• Exercise details
Copy the lines of the listing word for word, from the line with "problem-message: invalid conversion" to the line with "tab-debug-console[interactable]: DEBUG CONSOLE".

Spatial annotation entries

::::::::

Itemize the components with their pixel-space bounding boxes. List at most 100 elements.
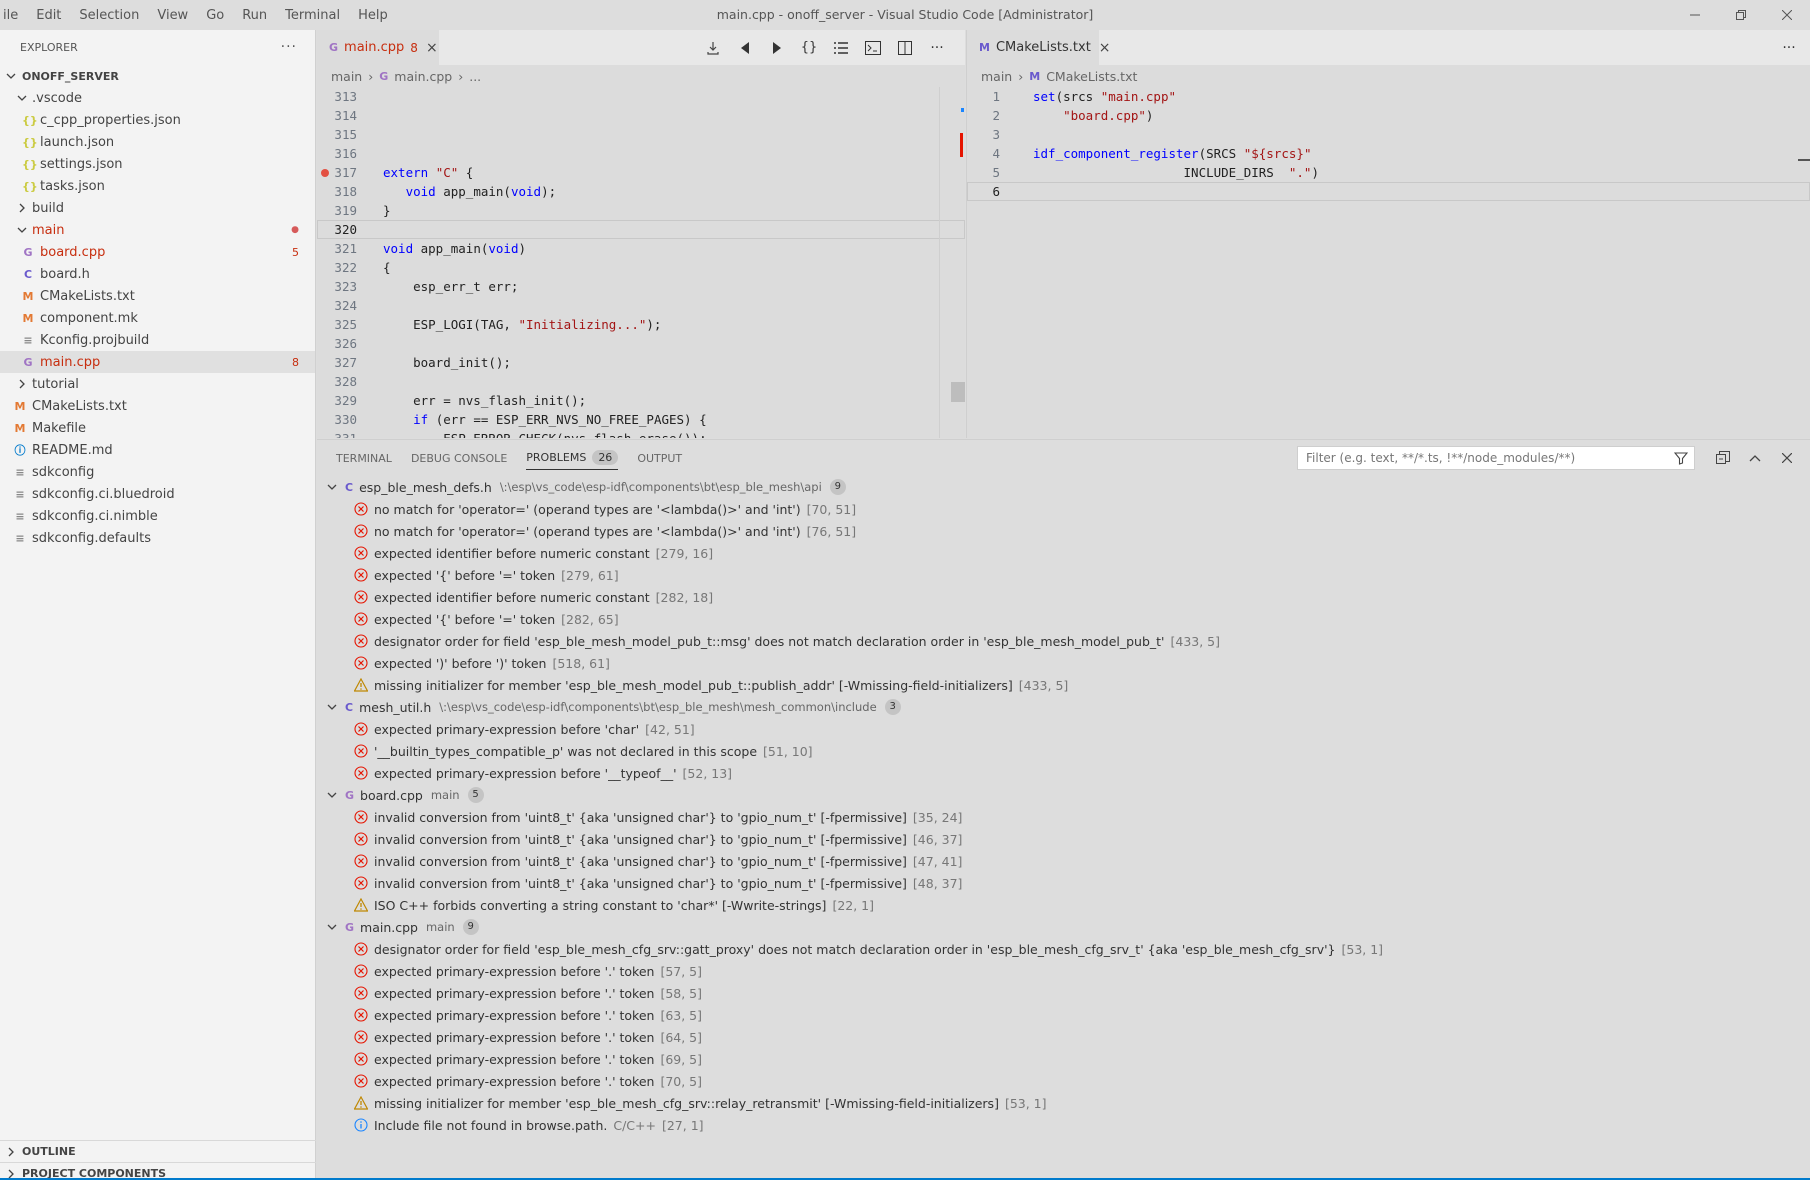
problem-message: invalid conversion from 'uint8_t' {aka '… bbox=[374, 831, 907, 847]
terminal-button[interactable] bbox=[857, 40, 889, 55]
tab-debug-console[interactable]: DEBUG CONSOLE bbox=[411, 440, 507, 476]
tab-terminal[interactable]: TERMINAL bbox=[336, 440, 392, 476]
tree-file[interactable]: {} c_cpp_properties.json bbox=[0, 109, 315, 131]
menu-item-go[interactable]: Go bbox=[197, 8, 233, 23]
problem-row[interactable]: expected primary-expression before 'char… bbox=[317, 718, 1810, 740]
scrollbar-thumb[interactable] bbox=[951, 382, 965, 402]
problem-row[interactable]: missing initializer for member 'esp_ble_… bbox=[317, 1092, 1810, 1114]
problem-row[interactable]: designator order for field 'esp_ble_mesh… bbox=[317, 938, 1810, 960]
menu-item-help[interactable]: Help bbox=[349, 8, 397, 23]
problem-row[interactable]: Include file not found in browse.path. C/… bbox=[317, 1114, 1810, 1136]
problem-row[interactable]: expected '{' before '=' token [279, 61] bbox=[317, 564, 1810, 586]
tree-folder[interactable]: tutorial bbox=[0, 373, 315, 395]
tree-file[interactable]: ≡ sdkconfig.defaults bbox=[0, 527, 315, 549]
breadcrumb-file[interactable]: CMakeLists.txt bbox=[1046, 69, 1137, 84]
close-tab-icon[interactable]: × bbox=[426, 40, 438, 56]
tab-problems[interactable]: PROBLEMS 26 bbox=[526, 446, 619, 470]
problem-row[interactable]: expected primary-expression before '.' t… bbox=[317, 1070, 1810, 1092]
more-actions-button[interactable]: ··· bbox=[921, 40, 953, 56]
breakpoint-icon[interactable] bbox=[321, 169, 329, 177]
tree-file[interactable]: Gmain.cpp 8 bbox=[0, 351, 315, 373]
problem-row[interactable]: missing initializer for member 'esp_ble_… bbox=[317, 674, 1810, 696]
problem-row[interactable]: ISO C++ forbids converting a string cons… bbox=[317, 894, 1810, 916]
problem-row[interactable]: expected primary-expression before '.' t… bbox=[317, 960, 1810, 982]
problem-file-group[interactable]: Gboard.cpp main 5 bbox=[317, 784, 1810, 806]
problem-file-group[interactable]: Gmain.cpp main 9 bbox=[317, 916, 1810, 938]
problem-row[interactable]: invalid conversion from 'uint8_t' {aka '… bbox=[317, 872, 1810, 894]
menu-item-run[interactable]: Run bbox=[233, 8, 276, 23]
problem-row[interactable]: expected identifier before numeric const… bbox=[317, 542, 1810, 564]
problem-row[interactable]: expected '{' before '=' token [282, 65] bbox=[317, 608, 1810, 630]
breadcrumb-folder[interactable]: main bbox=[981, 69, 1012, 84]
code-editor[interactable]: 313 314 315 316 317 extern "C" {318 void app_… bbox=[317, 87, 965, 438]
tree-folder[interactable]: build bbox=[0, 197, 315, 219]
outline-label: OUTLINE bbox=[22, 1145, 76, 1158]
tree-file[interactable]: Cboard.h bbox=[0, 263, 315, 285]
tab-main-cpp[interactable]: G main.cpp 8 × bbox=[317, 30, 439, 65]
problem-row[interactable]: expected primary-expression before '.' t… bbox=[317, 1026, 1810, 1048]
breadcrumb-symbol[interactable]: ... bbox=[469, 69, 481, 84]
restore-button[interactable] bbox=[1718, 0, 1764, 30]
close-panel-button[interactable] bbox=[1771, 453, 1803, 463]
tree-file[interactable]: {} tasks.json bbox=[0, 175, 315, 197]
menu-item-selection[interactable]: Selection bbox=[70, 8, 148, 23]
filter-icon[interactable] bbox=[1674, 451, 1688, 465]
problems-filter-input[interactable]: Filter (e.g. text, **/*.ts, !**/node_mod… bbox=[1297, 446, 1695, 470]
code-line: 321 void app_main(void) bbox=[317, 239, 965, 258]
tree-file[interactable]: ≡ sdkconfig.ci.nimble bbox=[0, 505, 315, 527]
problem-row[interactable]: expected ')' before ')' token [518, 61] bbox=[317, 652, 1810, 674]
collapse-all-button[interactable] bbox=[1707, 451, 1739, 465]
problem-row[interactable]: no match for 'operator=' (operand types … bbox=[317, 520, 1810, 542]
minimize-button[interactable] bbox=[1672, 0, 1718, 30]
close-tab-icon[interactable]: × bbox=[1099, 40, 1111, 56]
braces-button[interactable]: {} bbox=[793, 40, 825, 55]
problem-row[interactable]: expected primary-expression before '.' t… bbox=[317, 982, 1810, 1004]
more-actions-icon[interactable]: ··· bbox=[281, 39, 297, 55]
problem-row[interactable]: expected primary-expression before '__ty… bbox=[317, 762, 1810, 784]
open-changes-button[interactable] bbox=[697, 41, 729, 55]
list-button[interactable] bbox=[825, 41, 857, 54]
problem-row[interactable]: designator order for field 'esp_ble_mesh… bbox=[317, 630, 1810, 652]
code-editor[interactable]: 1 set(srcs "main.cpp" 2 "board.cpp") 3 4 idf_… bbox=[967, 87, 1810, 438]
tree-file[interactable]: M CMakeLists.txt bbox=[0, 285, 315, 307]
tab-cmakelists[interactable]: M CMakeLists.txt × bbox=[967, 30, 1111, 65]
problem-row[interactable]: expected primary-expression before '.' t… bbox=[317, 1048, 1810, 1070]
breadcrumb-folder[interactable]: main bbox=[331, 69, 362, 84]
menu-item-edit[interactable]: Edit bbox=[27, 8, 70, 23]
problem-row[interactable]: expected primary-expression before '.' t… bbox=[317, 1004, 1810, 1026]
tab-output[interactable]: OUTPUT bbox=[637, 440, 682, 476]
problem-row[interactable]: invalid conversion from 'uint8_t' {aka '… bbox=[317, 850, 1810, 872]
menu-item-terminal[interactable]: Terminal bbox=[276, 8, 349, 23]
outline-section[interactable]: OUTLINE bbox=[0, 1140, 316, 1162]
problem-row[interactable]: no match for 'operator=' (operand types … bbox=[317, 498, 1810, 520]
tree-file[interactable]: M Makefile bbox=[0, 417, 315, 439]
problem-row[interactable]: '__builtin_types_compatible_p' was not d… bbox=[317, 740, 1810, 762]
menu-item-view[interactable]: View bbox=[148, 8, 197, 23]
tree-file[interactable]: Gboard.cpp 5 bbox=[0, 241, 315, 263]
more-actions-button[interactable]: ··· bbox=[1773, 40, 1805, 56]
tree-folder[interactable]: .vscode bbox=[0, 87, 315, 109]
tree-file[interactable]: ≡ Kconfig.projbuild bbox=[0, 329, 315, 351]
tree-file[interactable]: ⓘ README.md bbox=[0, 439, 315, 461]
close-window-button[interactable] bbox=[1764, 0, 1810, 30]
menu-item-ile[interactable]: ile bbox=[0, 8, 27, 23]
tree-folder[interactable]: main ● bbox=[0, 219, 315, 241]
tree-file[interactable]: ≡ sdkconfig bbox=[0, 461, 315, 483]
workspace-root[interactable]: ONOFF_SERVER bbox=[0, 65, 315, 87]
problem-file-group[interactable]: Cmesh_util.h \:\esp\vs_code\esp-idf\compo… bbox=[317, 696, 1810, 718]
tree-file[interactable]: {} launch.json bbox=[0, 131, 315, 153]
maximize-panel-button[interactable] bbox=[1739, 454, 1771, 462]
go-forward-button[interactable] bbox=[761, 41, 793, 55]
go-back-button[interactable] bbox=[729, 41, 761, 55]
breadcrumb-file[interactable]: main.cpp bbox=[394, 69, 452, 84]
problem-row[interactable]: expected identifier before numeric const… bbox=[317, 586, 1810, 608]
severity-indicator bbox=[354, 722, 368, 736]
problem-row[interactable]: invalid conversion from 'uint8_t' {aka '… bbox=[317, 806, 1810, 828]
tree-file[interactable]: Mcomponent.mk bbox=[0, 307, 315, 329]
tree-file[interactable]: M CMakeLists.txt bbox=[0, 395, 315, 417]
problem-file-group[interactable]: Cesp_ble_mesh_defs.h \:\esp\vs_code\esp-i… bbox=[317, 476, 1810, 498]
problem-row[interactable]: invalid conversion from 'uint8_t' {aka '… bbox=[317, 828, 1810, 850]
split-editor-button[interactable] bbox=[889, 40, 921, 55]
tree-file[interactable]: {} settings.json bbox=[0, 153, 315, 175]
tree-file[interactable]: ≡ sdkconfig.ci.bluedroid bbox=[0, 483, 315, 505]
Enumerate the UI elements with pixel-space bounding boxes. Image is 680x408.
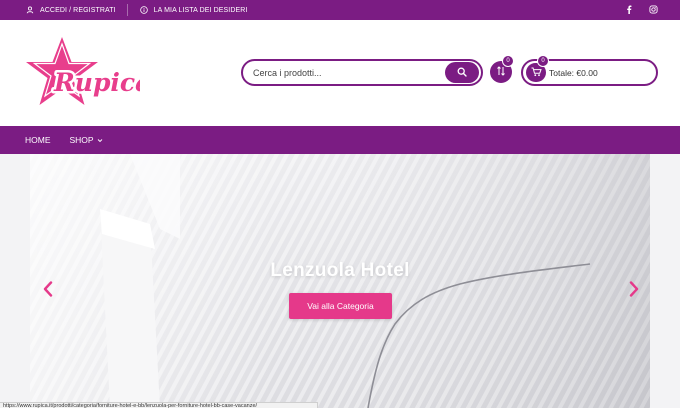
topbar-divider (126, 4, 128, 16)
cart-count-badge: 0 (537, 55, 549, 67)
wishlist-count-badge: 0 (502, 55, 514, 67)
search-button[interactable] (445, 62, 479, 83)
slider-prev-button[interactable] (40, 280, 56, 302)
top-bar: ACCEDI / REGISTRATI LA MIA LISTA DEI DES… (0, 0, 680, 20)
wishlist-button[interactable]: 0 (490, 55, 514, 83)
nav-item-shop[interactable]: SHOP (70, 135, 103, 145)
svg-text:Rupica: Rupica (53, 68, 140, 97)
browser-status-url: https://www.rupica.it/prodotti/categoria… (0, 402, 318, 408)
site-logo[interactable]: Rupica Rupica (22, 35, 154, 113)
cart-button[interactable]: 0 Totale: €0.00 (521, 55, 658, 86)
nav-item-home[interactable]: HOME (25, 135, 51, 145)
nav-item-label: HOME (25, 135, 51, 145)
cart-total: Totale: €0.00 (549, 68, 598, 78)
site-header: Rupica Rupica 0 0 Totale: €0.00 (0, 20, 680, 126)
info-icon (139, 5, 149, 15)
search-icon (457, 64, 467, 82)
slide-caption: Lenzuola Hotel (270, 260, 410, 281)
wishlist-link[interactable]: LA MIA LISTA DEI DESIDERI (154, 7, 248, 14)
facebook-icon[interactable] (624, 4, 634, 14)
user-icon (25, 5, 35, 15)
nav-item-label: SHOP (69, 135, 94, 145)
chevron-left-icon (43, 280, 53, 302)
search-input[interactable] (253, 65, 443, 81)
search-bar (241, 59, 483, 86)
chevron-right-icon (629, 280, 639, 302)
instagram-icon[interactable] (648, 4, 658, 14)
hero-slider: Lenzuola Hotel Vai alla Categoria (0, 154, 680, 408)
main-nav: HOME SHOP (0, 126, 680, 154)
chevron-down-icon (97, 135, 103, 145)
slide-cta-button[interactable]: Vai alla Categoria (289, 293, 392, 319)
login-link[interactable]: ACCEDI / REGISTRATI (40, 7, 116, 14)
slider-next-button[interactable] (626, 280, 642, 302)
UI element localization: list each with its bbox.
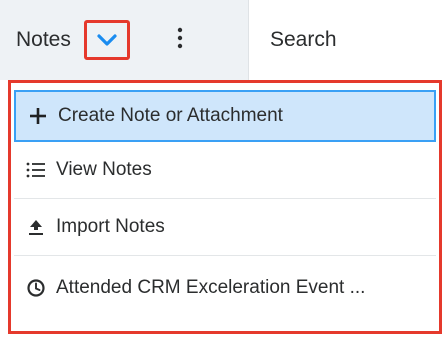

::::::::

• Task response
problem-message: invalid conversion from 'uint8_t' {aka '… bbox=[374, 831, 907, 847]
terminal-button[interactable] bbox=[857, 40, 889, 55]
tab-debug-console[interactable]: DEBUG CONSOLE bbox=[411, 440, 507, 476]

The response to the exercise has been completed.